◆ **Text**:
★ ★ ★ ★
Arshad et al. (2018) proposed a semi supervised Deep Fuzzy C-Mean clustering approach for software defect prediction. The proposed approach analysed supervised and unsupervised data simultaneously to extract useful information from the dataset. The results of the proposed approach are compared with the semi supervised techniques used for software fault prediction. Their approach has outperformed benchmark approaches in achieving high AUC and F-measure scores. Arasteh (2018) proposed a fault prediction method using Neural Net-work and Naïve Bayes algorithms. The author compares the proposed approach with three different defect prediction models including Support Vector Machine (SVM), Artificial Neural Nketwork (ANN) and Naïve Bayes. The results have shown that the proposed algorithm outperforms other prediction models in terms of achieving high accuracy and precision for software fault prediction.

Most of the schemes in the literature suffer from the class imbalance problem, and hence result in poor prediction of the defects for complex software systems Ali et al. (2019). As can be seen in Table 2, that most of the schemes in literature focuses on the performance metrics like, accuracy, AUC for the evaluation. However, the use of these metrics in imbalanced classes can lead to sub-optimal classification models and might yield misleading results due to insensitivity towards skewness in data Branco et al. (2015). For example, a no skill classification model might produce high accuracy (or low error) by only predicting the majority class.

Table 2 A literature review and comparison

As for a good quality software system the probability of getting lesser number of defects containing instances is very high, resulting in a highly imbalance data, causing the prediction algorithm to mispredict the actual defects. Therefore, in this paper we propose best features-based cost-sensitive logistic regression (CLR) and decision trees ensemble (CDTE) models to predict software defects. The cost-sensitive learning directs the classification towards optimising the desired performance criteria, namely focusing on optimally detecting the defects.

4 Cost-sensitive defect prediction using best features-based logistic regression and decision trees ensemble

Preprocessing of data to extract useful information (also referred as feature extraction) is one of the most crucial steps in classification and prediction tasks Pendharkar (2005). The accuracy of classification and prediction is strongly dependent on the extraction of relevant features from the raw data Aparna and Paul (2016).
★ ★ ★ ★
◆ **Direction**:
According to the software defect prediction text, which two models does the paper propose for predicting software defects?

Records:
★ ★ ★ ★
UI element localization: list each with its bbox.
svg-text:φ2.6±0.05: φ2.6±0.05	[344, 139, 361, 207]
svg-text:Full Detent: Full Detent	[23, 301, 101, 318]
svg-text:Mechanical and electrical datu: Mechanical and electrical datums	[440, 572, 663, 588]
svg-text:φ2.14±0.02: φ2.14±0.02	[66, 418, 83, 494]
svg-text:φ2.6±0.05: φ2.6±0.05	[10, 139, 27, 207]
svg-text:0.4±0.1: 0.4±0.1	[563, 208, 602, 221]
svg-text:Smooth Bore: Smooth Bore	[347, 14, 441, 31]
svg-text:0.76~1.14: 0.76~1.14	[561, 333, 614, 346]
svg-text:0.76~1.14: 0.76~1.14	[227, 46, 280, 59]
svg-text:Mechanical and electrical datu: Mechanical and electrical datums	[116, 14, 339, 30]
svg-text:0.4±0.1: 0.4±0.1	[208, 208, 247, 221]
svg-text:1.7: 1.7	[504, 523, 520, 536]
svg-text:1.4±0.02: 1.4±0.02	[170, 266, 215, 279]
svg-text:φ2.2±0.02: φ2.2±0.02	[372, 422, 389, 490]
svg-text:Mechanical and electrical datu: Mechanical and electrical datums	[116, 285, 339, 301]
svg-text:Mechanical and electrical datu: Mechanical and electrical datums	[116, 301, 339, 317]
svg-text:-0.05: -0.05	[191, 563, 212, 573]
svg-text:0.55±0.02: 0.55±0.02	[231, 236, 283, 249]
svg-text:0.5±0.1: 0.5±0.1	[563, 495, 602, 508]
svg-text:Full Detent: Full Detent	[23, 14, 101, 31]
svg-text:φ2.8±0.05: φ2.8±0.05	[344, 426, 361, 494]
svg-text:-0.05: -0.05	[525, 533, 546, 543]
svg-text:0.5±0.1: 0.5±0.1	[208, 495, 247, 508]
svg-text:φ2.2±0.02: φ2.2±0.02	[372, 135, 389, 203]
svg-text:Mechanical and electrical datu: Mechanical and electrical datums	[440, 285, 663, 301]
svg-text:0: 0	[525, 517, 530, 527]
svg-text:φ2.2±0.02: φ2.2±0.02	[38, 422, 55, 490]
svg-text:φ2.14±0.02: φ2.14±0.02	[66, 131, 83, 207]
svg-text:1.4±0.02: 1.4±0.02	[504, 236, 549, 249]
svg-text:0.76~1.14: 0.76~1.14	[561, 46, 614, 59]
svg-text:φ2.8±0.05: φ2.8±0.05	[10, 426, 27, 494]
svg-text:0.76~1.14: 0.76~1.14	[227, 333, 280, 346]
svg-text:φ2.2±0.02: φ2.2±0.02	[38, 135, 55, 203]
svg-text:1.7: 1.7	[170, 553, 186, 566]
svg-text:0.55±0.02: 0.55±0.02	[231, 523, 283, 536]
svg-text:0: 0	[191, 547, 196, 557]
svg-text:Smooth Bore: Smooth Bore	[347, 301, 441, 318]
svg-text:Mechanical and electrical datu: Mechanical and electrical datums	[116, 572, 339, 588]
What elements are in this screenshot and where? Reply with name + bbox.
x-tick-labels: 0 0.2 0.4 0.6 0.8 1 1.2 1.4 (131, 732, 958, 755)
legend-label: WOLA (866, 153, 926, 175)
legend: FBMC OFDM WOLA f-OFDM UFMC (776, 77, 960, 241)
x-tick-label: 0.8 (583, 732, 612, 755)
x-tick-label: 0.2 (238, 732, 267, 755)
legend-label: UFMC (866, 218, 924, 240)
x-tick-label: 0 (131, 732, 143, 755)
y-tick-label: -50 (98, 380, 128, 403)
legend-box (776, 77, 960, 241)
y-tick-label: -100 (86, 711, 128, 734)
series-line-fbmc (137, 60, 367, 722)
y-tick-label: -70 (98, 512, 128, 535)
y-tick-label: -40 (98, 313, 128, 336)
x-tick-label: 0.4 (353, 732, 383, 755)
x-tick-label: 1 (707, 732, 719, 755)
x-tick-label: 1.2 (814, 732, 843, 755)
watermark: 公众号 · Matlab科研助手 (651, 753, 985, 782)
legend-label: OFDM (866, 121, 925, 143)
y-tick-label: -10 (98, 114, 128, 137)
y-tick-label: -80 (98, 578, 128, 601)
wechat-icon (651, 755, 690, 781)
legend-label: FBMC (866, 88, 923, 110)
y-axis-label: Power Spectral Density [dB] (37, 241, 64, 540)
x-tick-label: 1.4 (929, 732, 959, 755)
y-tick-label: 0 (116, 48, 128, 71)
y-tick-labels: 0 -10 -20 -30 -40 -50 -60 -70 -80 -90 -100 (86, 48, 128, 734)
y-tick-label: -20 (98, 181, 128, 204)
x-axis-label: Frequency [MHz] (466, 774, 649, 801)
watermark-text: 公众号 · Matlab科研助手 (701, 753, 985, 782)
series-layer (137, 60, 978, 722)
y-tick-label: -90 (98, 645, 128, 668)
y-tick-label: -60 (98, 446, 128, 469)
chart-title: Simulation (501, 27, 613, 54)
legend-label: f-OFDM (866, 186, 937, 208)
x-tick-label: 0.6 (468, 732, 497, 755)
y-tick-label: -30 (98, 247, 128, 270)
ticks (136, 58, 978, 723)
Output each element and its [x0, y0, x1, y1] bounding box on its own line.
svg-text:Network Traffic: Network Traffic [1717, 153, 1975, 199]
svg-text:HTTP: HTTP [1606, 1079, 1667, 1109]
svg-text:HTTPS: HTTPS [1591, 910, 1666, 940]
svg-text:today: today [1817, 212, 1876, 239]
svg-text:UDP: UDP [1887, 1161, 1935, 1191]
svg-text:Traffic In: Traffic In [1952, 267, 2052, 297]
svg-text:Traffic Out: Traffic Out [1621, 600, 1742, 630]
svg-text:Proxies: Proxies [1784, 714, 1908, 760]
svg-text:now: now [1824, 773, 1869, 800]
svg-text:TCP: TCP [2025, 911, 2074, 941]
★ ★ ★ ★
◆ **Output of the exercise**:
Best features-based cost-sensitive logistic regression (CLR) and decision trees ensemble (CDTE) models.